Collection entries
(begin)
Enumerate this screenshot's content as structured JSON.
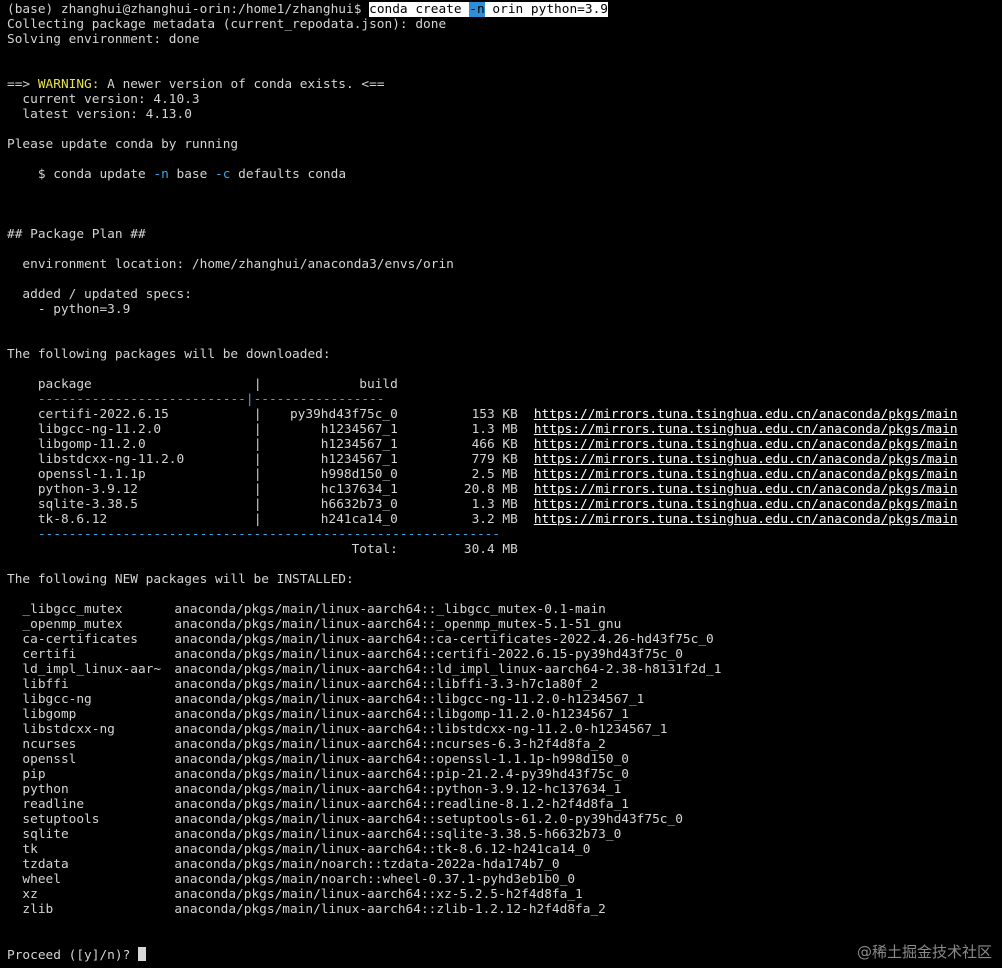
{
  "prompt": {
    "prefix": "(base) zhanghui@zhanghui-orin:/home1/zhanghui$ ",
    "cmd_a": "conda create ",
    "cmd_flag": "-n",
    "cmd_b": " orin python=3.9"
  },
  "header": {
    "collecting": "Collecting package metadata (current_repodata.json): done",
    "solving": "Solving environment: done"
  },
  "warning": {
    "arrow": "==> ",
    "label": "WARNING:",
    "text": " A newer version of conda exists. <==",
    "current": "  current version: 4.10.3",
    "latest": "  latest version: 4.13.0",
    "please": "Please update conda by running",
    "upd_a": "    $ conda update ",
    "upd_n": "-n",
    "upd_b": " base ",
    "upd_c": "-c",
    "upd_d": " defaults conda"
  },
  "plan": {
    "title": "## Package Plan ##",
    "env_location": "  environment location: /home/zhanghui/anaconda3/envs/orin",
    "specs_title": "  added / updated specs:",
    "spec": "    - python=3.9"
  },
  "download": {
    "title": "The following packages will be downloaded:",
    "col_package": "package",
    "col_sep": "|",
    "col_build": "build",
    "rule_a": "---------------------------",
    "rule_b": "|-----------------",
    "items": [
      {
        "pkg": "certifi-2022.6.15",
        "sep": "|",
        "build": "py39hd43f75c_0",
        "size": "153 KB",
        "url": "https://mirrors.tuna.tsinghua.edu.cn/anaconda/pkgs/main"
      },
      {
        "pkg": "libgcc-ng-11.2.0",
        "sep": "|",
        "build": "h1234567_1",
        "size": "1.3 MB",
        "url": "https://mirrors.tuna.tsinghua.edu.cn/anaconda/pkgs/main"
      },
      {
        "pkg": "libgomp-11.2.0",
        "sep": "|",
        "build": "h1234567_1",
        "size": "466 KB",
        "url": "https://mirrors.tuna.tsinghua.edu.cn/anaconda/pkgs/main"
      },
      {
        "pkg": "libstdcxx-ng-11.2.0",
        "sep": "|",
        "build": "h1234567_1",
        "size": "779 KB",
        "url": "https://mirrors.tuna.tsinghua.edu.cn/anaconda/pkgs/main"
      },
      {
        "pkg": "openssl-1.1.1p",
        "sep": "|",
        "build": "h998d150_0",
        "size": "2.5 MB",
        "url": "https://mirrors.tuna.tsinghua.edu.cn/anaconda/pkgs/main"
      },
      {
        "pkg": "python-3.9.12",
        "sep": "|",
        "build": "hc137634_1",
        "size": "20.8 MB",
        "url": "https://mirrors.tuna.tsinghua.edu.cn/anaconda/pkgs/main"
      },
      {
        "pkg": "sqlite-3.38.5",
        "sep": "|",
        "build": "h6632b73_0",
        "size": "1.3 MB",
        "url": "https://mirrors.tuna.tsinghua.edu.cn/anaconda/pkgs/main"
      },
      {
        "pkg": "tk-8.6.12",
        "sep": "|",
        "build": "h241ca14_0",
        "size": "3.2 MB",
        "url": "https://mirrors.tuna.tsinghua.edu.cn/anaconda/pkgs/main"
      }
    ],
    "rule_c": "------------------------------------------------------------",
    "total_label": "Total:",
    "total_size": "30.4 MB"
  },
  "install": {
    "title": "The following NEW packages will be INSTALLED:",
    "items": [
      {
        "name": "_libgcc_mutex",
        "src": "anaconda/pkgs/main/linux-aarch64::_libgcc_mutex-0.1-main"
      },
      {
        "name": "_openmp_mutex",
        "src": "anaconda/pkgs/main/linux-aarch64::_openmp_mutex-5.1-51_gnu"
      },
      {
        "name": "ca-certificates",
        "src": "anaconda/pkgs/main/linux-aarch64::ca-certificates-2022.4.26-hd43f75c_0"
      },
      {
        "name": "certifi",
        "src": "anaconda/pkgs/main/linux-aarch64::certifi-2022.6.15-py39hd43f75c_0"
      },
      {
        "name": "ld_impl_linux-aar~",
        "src": "anaconda/pkgs/main/linux-aarch64::ld_impl_linux-aarch64-2.38-h8131f2d_1"
      },
      {
        "name": "libffi",
        "src": "anaconda/pkgs/main/linux-aarch64::libffi-3.3-h7c1a80f_2"
      },
      {
        "name": "libgcc-ng",
        "src": "anaconda/pkgs/main/linux-aarch64::libgcc-ng-11.2.0-h1234567_1"
      },
      {
        "name": "libgomp",
        "src": "anaconda/pkgs/main/linux-aarch64::libgomp-11.2.0-h1234567_1"
      },
      {
        "name": "libstdcxx-ng",
        "src": "anaconda/pkgs/main/linux-aarch64::libstdcxx-ng-11.2.0-h1234567_1"
      },
      {
        "name": "ncurses",
        "src": "anaconda/pkgs/main/linux-aarch64::ncurses-6.3-h2f4d8fa_2"
      },
      {
        "name": "openssl",
        "src": "anaconda/pkgs/main/linux-aarch64::openssl-1.1.1p-h998d150_0"
      },
      {
        "name": "pip",
        "src": "anaconda/pkgs/main/linux-aarch64::pip-21.2.4-py39hd43f75c_0"
      },
      {
        "name": "python",
        "src": "anaconda/pkgs/main/linux-aarch64::python-3.9.12-hc137634_1"
      },
      {
        "name": "readline",
        "src": "anaconda/pkgs/main/linux-aarch64::readline-8.1.2-h2f4d8fa_1"
      },
      {
        "name": "setuptools",
        "src": "anaconda/pkgs/main/linux-aarch64::setuptools-61.2.0-py39hd43f75c_0"
      },
      {
        "name": "sqlite",
        "src": "anaconda/pkgs/main/linux-aarch64::sqlite-3.38.5-h6632b73_0"
      },
      {
        "name": "tk",
        "src": "anaconda/pkgs/main/linux-aarch64::tk-8.6.12-h241ca14_0"
      },
      {
        "name": "tzdata",
        "src": "anaconda/pkgs/main/noarch::tzdata-2022a-hda174b7_0"
      },
      {
        "name": "wheel",
        "src": "anaconda/pkgs/main/noarch::wheel-0.37.1-pyhd3eb1b0_0"
      },
      {
        "name": "xz",
        "src": "anaconda/pkgs/main/linux-aarch64::xz-5.2.5-h2f4d8fa_1"
      },
      {
        "name": "zlib",
        "src": "anaconda/pkgs/main/linux-aarch64::zlib-1.2.12-h2f4d8fa_2"
      }
    ]
  },
  "proceed": {
    "text": "Proceed ([y]/n)? "
  },
  "watermark": "@稀土掘金技术社区",
  "colors": {
    "background": "#000000",
    "foreground": "#d4d4d4",
    "warning": "#e8e048",
    "flag": "#3aa8e8",
    "selection": "#ffffff"
  }
}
(end)
- [EXERCISE DETAILS]:
Repeat the data above exactly, but not the pictures.

- [WRITTEN ANSWER]:
Enumerate this screenshot's content as structured JSON.
{
  "prompt": {
    "prefix": "(base) zhanghui@zhanghui-orin:/home1/zhanghui$ ",
    "cmd_a": "conda create ",
    "cmd_flag": "-n",
    "cmd_b": " orin python=3.9"
  },
  "header": {
    "collecting": "Collecting package metadata (current_repodata.json): done",
    "solving": "Solving environment: done"
  },
  "warning": {
    "arrow": "==> ",
    "label": "WARNING:",
    "text": " A newer version of conda exists. <==",
    "current": "  current version: 4.10.3",
    "latest": "  latest version: 4.13.0",
    "please": "Please update conda by running",
    "upd_a": "    $ conda update ",
    "upd_n": "-n",
    "upd_b": " base ",
    "upd_c": "-c",
    "upd_d": " defaults conda"
  },
  "plan": {
    "title": "## Package Plan ##",
    "env_location": "  environment location: /home/zhanghui/anaconda3/envs/orin",
    "specs_title": "  added / updated specs:",
    "spec": "    - python=3.9"
  },
  "download": {
    "title": "The following packages will be downloaded:",
    "col_package": "package",
    "col_sep": "|",
    "col_build": "build",
    "rule_a": "---------------------------",
    "rule_b": "|-----------------",
    "items": [
      {
        "pkg": "certifi-2022.6.15",
        "sep": "|",
        "build": "py39hd43f75c_0",
        "size": "153 KB",
        "url": "https://mirrors.tuna.tsinghua.edu.cn/anaconda/pkgs/main"
      },
      {
        "pkg": "libgcc-ng-11.2.0",
        "sep": "|",
        "build": "h1234567_1",
        "size": "1.3 MB",
        "url": "https://mirrors.tuna.tsinghua.edu.cn/anaconda/pkgs/main"
      },
      {
        "pkg": "libgomp-11.2.0",
        "sep": "|",
        "build": "h1234567_1",
        "size": "466 KB",
        "url": "https://mirrors.tuna.tsinghua.edu.cn/anaconda/pkgs/main"
      },
      {
        "pkg": "libstdcxx-ng-11.2.0",
        "sep": "|",
        "build": "h1234567_1",
        "size": "779 KB",
        "url": "https://mirrors.tuna.tsinghua.edu.cn/anaconda/pkgs/main"
      },
      {
        "pkg": "openssl-1.1.1p",
        "sep": "|",
        "build": "h998d150_0",
        "size": "2.5 MB",
        "url": "https://mirrors.tuna.tsinghua.edu.cn/anaconda/pkgs/main"
      },
      {
        "pkg": "python-3.9.12",
        "sep": "|",
        "build": "hc137634_1",
        "size": "20.8 MB",
        "url": "https://mirrors.tuna.tsinghua.edu.cn/anaconda/pkgs/main"
      },
      {
        "pkg": "sqlite-3.38.5",
        "sep": "|",
        "build": "h6632b73_0",
        "size": "1.3 MB",
        "url": "https://mirrors.tuna.tsinghua.edu.cn/anaconda/pkgs/main"
      },
      {
        "pkg": "tk-8.6.12",
        "sep": "|",
        "build": "h241ca14_0",
        "size": "3.2 MB",
        "url": "https://mirrors.tuna.tsinghua.edu.cn/anaconda/pkgs/main"
      }
    ],
    "rule_c": "------------------------------------------------------------",
    "total_label": "Total:",
    "total_size": "30.4 MB"
  },
  "install": {
    "title": "The following NEW packages will be INSTALLED:",
    "items": [
      {
        "name": "_libgcc_mutex",
        "src": "anaconda/pkgs/main/linux-aarch64::_libgcc_mutex-0.1-main"
      },
      {
        "name": "_openmp_mutex",
        "src": "anaconda/pkgs/main/linux-aarch64::_openmp_mutex-5.1-51_gnu"
      },
      {
        "name": "ca-certificates",
        "src": "anaconda/pkgs/main/linux-aarch64::ca-certificates-2022.4.26-hd43f75c_0"
      },
      {
        "name": "certifi",
        "src": "anaconda/pkgs/main/linux-aarch64::certifi-2022.6.15-py39hd43f75c_0"
      },
      {
        "name": "ld_impl_linux-aar~",
        "src": "anaconda/pkgs/main/linux-aarch64::ld_impl_linux-aarch64-2.38-h8131f2d_1"
      },
      {
        "name": "libffi",
        "src": "anaconda/pkgs/main/linux-aarch64::libffi-3.3-h7c1a80f_2"
      },
      {
        "name": "libgcc-ng",
        "src": "anaconda/pkgs/main/linux-aarch64::libgcc-ng-11.2.0-h1234567_1"
      },
      {
        "name": "libgomp",
        "src": "anaconda/pkgs/main/linux-aarch64::libgomp-11.2.0-h1234567_1"
      },
      {
        "name": "libstdcxx-ng",
        "src": "anaconda/pkgs/main/linux-aarch64::libstdcxx-ng-11.2.0-h1234567_1"
      },
      {
        "name": "ncurses",
        "src": "anaconda/pkgs/main/linux-aarch64::ncurses-6.3-h2f4d8fa_2"
      },
      {
        "name": "openssl",
        "src": "anaconda/pkgs/main/linux-aarch64::openssl-1.1.1p-h998d150_0"
      },
      {
        "name": "pip",
        "src": "anaconda/pkgs/main/linux-aarch64::pip-21.2.4-py39hd43f75c_0"
      },
      {
        "name": "python",
        "src": "anaconda/pkgs/main/linux-aarch64::python-3.9.12-hc137634_1"
      },
      {
        "name": "readline",
        "src": "anaconda/pkgs/main/linux-aarch64::readline-8.1.2-h2f4d8fa_1"
      },
      {
        "name": "setuptools",
        "src": "anaconda/pkgs/main/linux-aarch64::setuptools-61.2.0-py39hd43f75c_0"
      },
      {
        "name": "sqlite",
        "src": "anaconda/pkgs/main/linux-aarch64::sqlite-3.38.5-h6632b73_0"
      },
      {
        "name": "tk",
        "src": "anaconda/pkgs/main/linux-aarch64::tk-8.6.12-h241ca14_0"
      },
      {
        "name": "tzdata",
        "src": "anaconda/pkgs/main/noarch::tzdata-2022a-hda174b7_0"
      },
      {
        "name": "wheel",
        "src": "anaconda/pkgs/main/noarch::wheel-0.37.1-pyhd3eb1b0_0"
      },
      {
        "name": "xz",
        "src": "anaconda/pkgs/main/linux-aarch64::xz-5.2.5-h2f4d8fa_1"
      },
      {
        "name": "zlib",
        "src": "anaconda/pkgs/main/linux-aarch64::zlib-1.2.12-h2f4d8fa_2"
      }
    ]
  },
  "proceed": {
    "text": "Proceed ([y]/n)? "
  },
  "watermark": "@稀土掘金技术社区",
  "colors": {
    "background": "#000000",
    "foreground": "#d4d4d4",
    "warning": "#e8e048",
    "flag": "#3aa8e8",
    "selection": "#ffffff"
  }
}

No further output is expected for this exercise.